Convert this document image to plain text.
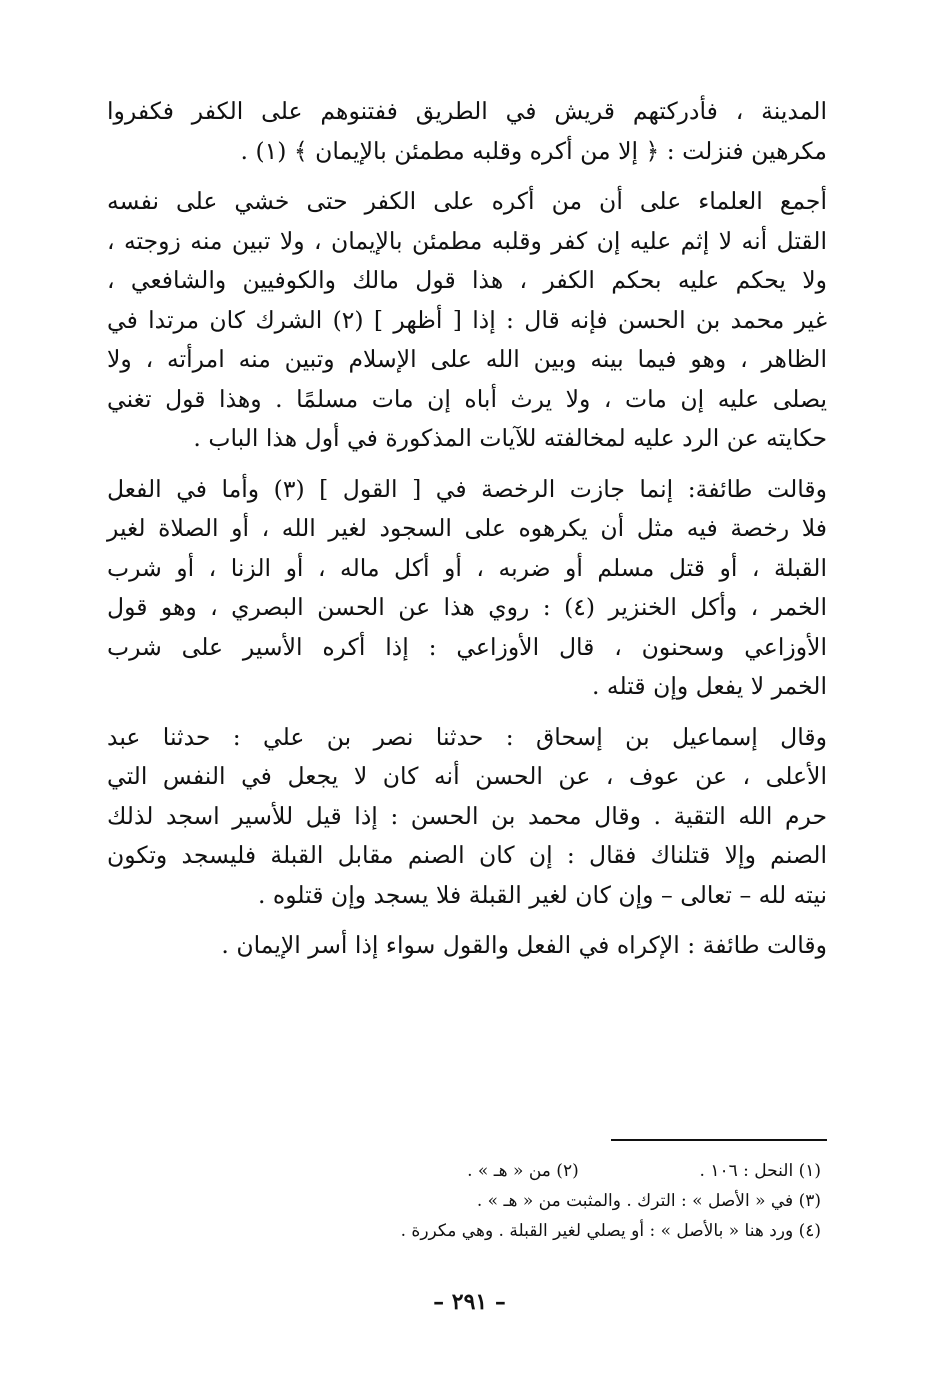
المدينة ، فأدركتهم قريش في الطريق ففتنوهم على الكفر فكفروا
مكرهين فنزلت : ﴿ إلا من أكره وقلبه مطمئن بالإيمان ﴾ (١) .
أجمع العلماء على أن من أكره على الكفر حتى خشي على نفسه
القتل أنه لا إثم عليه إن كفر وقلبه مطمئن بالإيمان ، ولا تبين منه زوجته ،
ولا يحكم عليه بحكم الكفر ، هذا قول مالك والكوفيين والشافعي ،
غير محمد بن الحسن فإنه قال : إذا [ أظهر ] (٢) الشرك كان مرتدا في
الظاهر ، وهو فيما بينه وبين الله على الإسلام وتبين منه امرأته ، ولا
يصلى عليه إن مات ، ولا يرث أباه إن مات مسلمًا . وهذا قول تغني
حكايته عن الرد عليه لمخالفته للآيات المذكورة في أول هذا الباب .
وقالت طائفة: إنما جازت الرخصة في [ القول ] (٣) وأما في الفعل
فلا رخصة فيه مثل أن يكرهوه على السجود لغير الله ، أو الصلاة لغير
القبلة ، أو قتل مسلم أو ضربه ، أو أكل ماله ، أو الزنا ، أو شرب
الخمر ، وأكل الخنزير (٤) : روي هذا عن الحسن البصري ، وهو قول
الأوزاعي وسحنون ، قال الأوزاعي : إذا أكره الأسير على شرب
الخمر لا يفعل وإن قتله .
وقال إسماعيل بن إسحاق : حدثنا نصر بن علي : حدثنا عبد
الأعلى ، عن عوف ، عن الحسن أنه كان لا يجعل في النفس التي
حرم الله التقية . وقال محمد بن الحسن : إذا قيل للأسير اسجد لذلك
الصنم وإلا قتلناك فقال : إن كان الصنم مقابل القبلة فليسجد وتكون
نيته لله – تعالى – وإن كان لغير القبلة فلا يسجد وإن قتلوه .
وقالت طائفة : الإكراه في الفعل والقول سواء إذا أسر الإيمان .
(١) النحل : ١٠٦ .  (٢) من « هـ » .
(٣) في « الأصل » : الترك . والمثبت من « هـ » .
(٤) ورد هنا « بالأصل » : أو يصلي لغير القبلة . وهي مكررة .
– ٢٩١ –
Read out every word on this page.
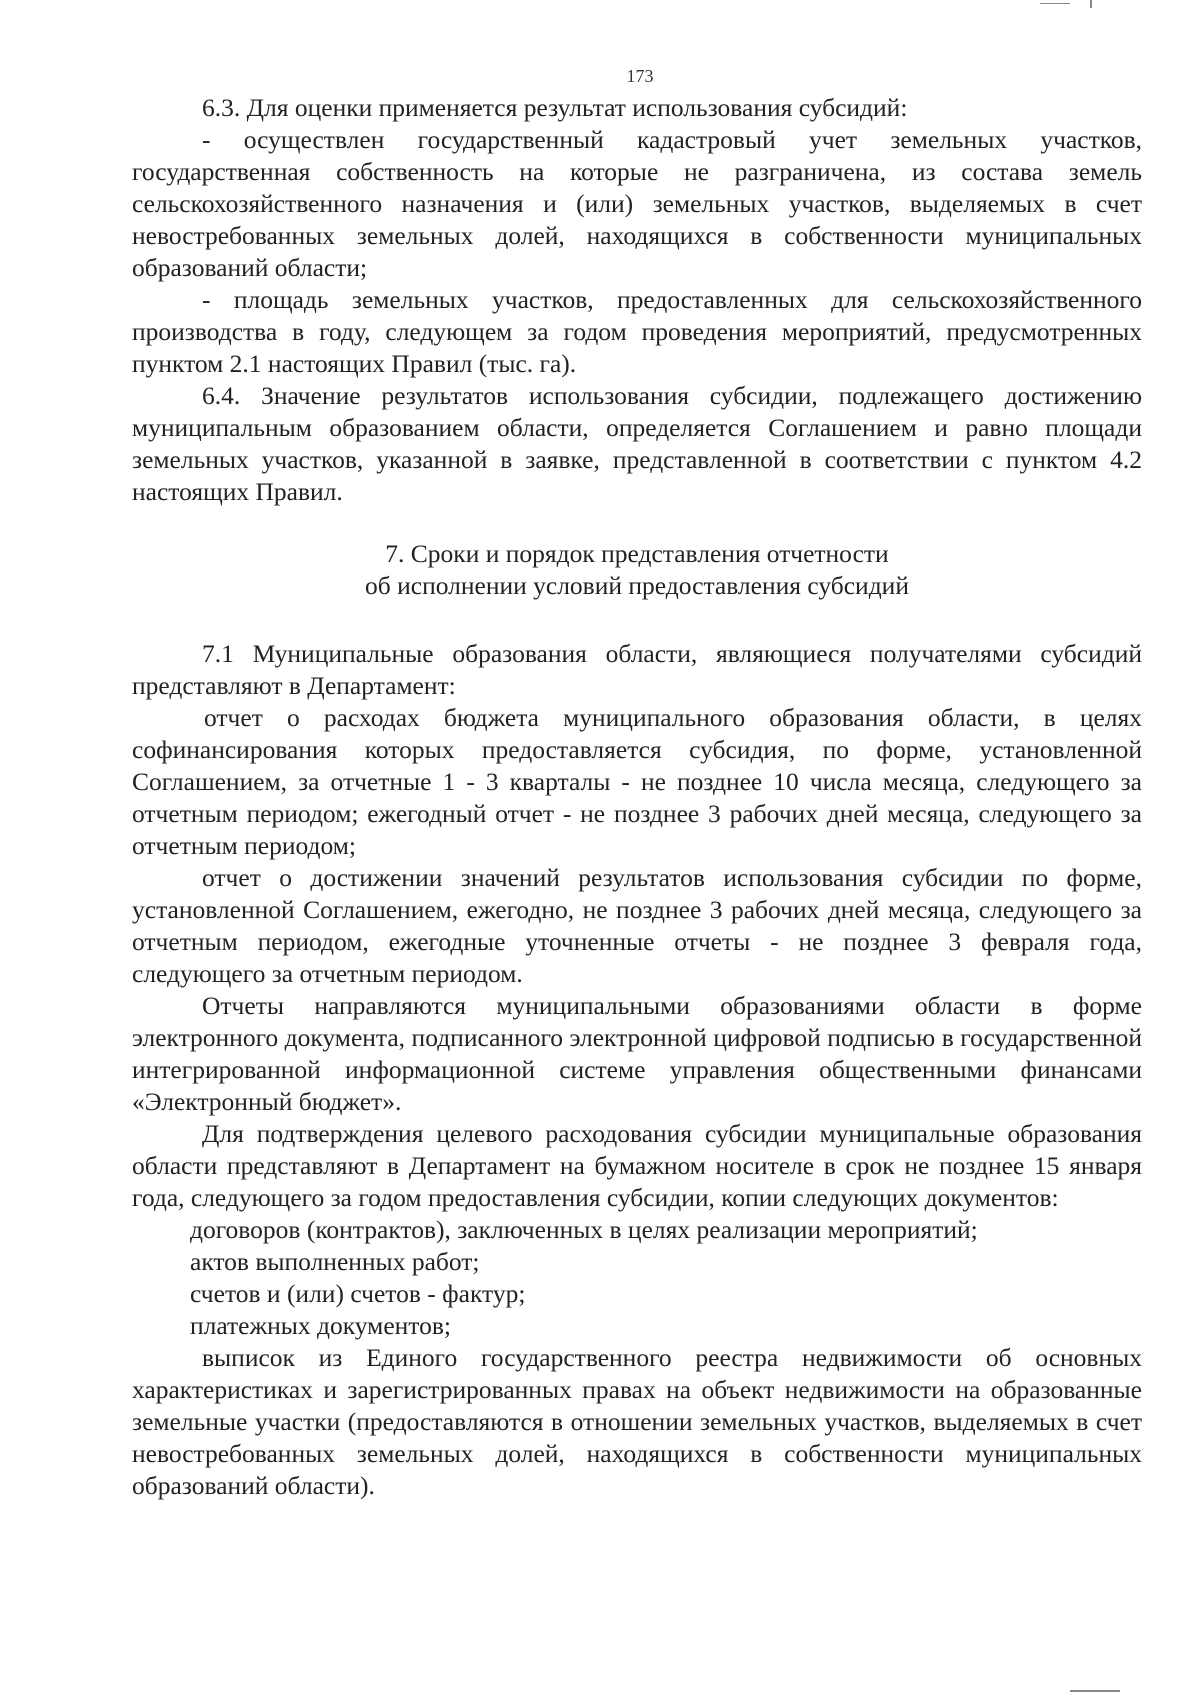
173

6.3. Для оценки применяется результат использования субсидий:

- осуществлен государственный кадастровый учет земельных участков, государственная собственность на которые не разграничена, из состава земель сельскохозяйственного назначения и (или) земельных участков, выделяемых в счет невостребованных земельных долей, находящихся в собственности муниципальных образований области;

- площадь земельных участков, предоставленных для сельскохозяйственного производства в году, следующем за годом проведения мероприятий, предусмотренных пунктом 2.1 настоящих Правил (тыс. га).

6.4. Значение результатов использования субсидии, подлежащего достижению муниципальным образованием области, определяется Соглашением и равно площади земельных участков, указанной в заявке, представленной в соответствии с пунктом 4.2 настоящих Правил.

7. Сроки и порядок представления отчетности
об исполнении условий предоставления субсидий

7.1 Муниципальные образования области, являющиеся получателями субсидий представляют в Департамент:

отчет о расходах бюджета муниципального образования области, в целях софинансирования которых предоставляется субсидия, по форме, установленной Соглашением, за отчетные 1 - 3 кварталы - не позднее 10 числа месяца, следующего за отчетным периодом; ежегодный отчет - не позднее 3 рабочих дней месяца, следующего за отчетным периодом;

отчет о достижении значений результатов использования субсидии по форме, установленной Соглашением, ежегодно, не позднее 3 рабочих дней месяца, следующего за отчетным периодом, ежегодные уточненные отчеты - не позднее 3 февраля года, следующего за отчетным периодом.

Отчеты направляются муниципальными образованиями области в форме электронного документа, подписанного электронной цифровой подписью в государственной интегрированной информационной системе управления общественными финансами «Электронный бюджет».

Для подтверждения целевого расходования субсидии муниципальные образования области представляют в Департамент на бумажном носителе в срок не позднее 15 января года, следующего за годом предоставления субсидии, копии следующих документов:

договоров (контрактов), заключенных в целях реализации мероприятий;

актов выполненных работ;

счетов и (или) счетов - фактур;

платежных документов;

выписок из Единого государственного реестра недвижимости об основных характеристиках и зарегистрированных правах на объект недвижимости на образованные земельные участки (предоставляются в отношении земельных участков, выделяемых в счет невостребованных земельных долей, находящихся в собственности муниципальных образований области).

=== Description of the task ===
In the data above, tally the lines holding "الفعل" and answer with the figure only.

=== Exercise result ===
2